Find and copy lines holding "铅笔工具".

Begin Supplied data

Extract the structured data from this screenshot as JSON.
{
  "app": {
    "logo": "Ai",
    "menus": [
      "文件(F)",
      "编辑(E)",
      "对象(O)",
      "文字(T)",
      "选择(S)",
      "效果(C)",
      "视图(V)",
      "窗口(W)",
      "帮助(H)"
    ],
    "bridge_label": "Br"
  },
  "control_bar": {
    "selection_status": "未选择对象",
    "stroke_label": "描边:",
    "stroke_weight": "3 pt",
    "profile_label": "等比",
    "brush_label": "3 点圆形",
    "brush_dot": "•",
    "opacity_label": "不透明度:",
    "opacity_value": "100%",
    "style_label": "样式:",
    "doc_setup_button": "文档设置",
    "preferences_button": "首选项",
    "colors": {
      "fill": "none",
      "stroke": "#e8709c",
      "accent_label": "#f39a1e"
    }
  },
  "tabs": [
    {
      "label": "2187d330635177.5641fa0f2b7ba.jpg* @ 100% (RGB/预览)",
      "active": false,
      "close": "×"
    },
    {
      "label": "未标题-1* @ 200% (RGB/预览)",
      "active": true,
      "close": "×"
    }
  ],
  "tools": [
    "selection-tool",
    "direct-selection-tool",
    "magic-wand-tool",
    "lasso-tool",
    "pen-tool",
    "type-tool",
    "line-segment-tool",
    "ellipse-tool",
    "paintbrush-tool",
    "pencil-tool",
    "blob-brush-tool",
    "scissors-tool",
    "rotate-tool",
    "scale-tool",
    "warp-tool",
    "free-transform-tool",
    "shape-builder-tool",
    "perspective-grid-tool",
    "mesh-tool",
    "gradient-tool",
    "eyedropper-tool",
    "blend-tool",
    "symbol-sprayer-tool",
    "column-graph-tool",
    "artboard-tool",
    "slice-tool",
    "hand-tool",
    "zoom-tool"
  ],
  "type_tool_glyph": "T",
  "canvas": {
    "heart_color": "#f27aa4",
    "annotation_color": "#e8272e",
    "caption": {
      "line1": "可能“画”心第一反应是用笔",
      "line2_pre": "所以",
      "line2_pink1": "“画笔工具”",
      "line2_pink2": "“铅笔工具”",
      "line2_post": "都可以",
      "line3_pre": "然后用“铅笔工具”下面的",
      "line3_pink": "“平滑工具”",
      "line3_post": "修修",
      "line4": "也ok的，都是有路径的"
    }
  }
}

End Supplied data

Task result:
      "line2_pink2": "“铅笔工具”",
      "line3_pre": "然后用“铅笔工具”下面的",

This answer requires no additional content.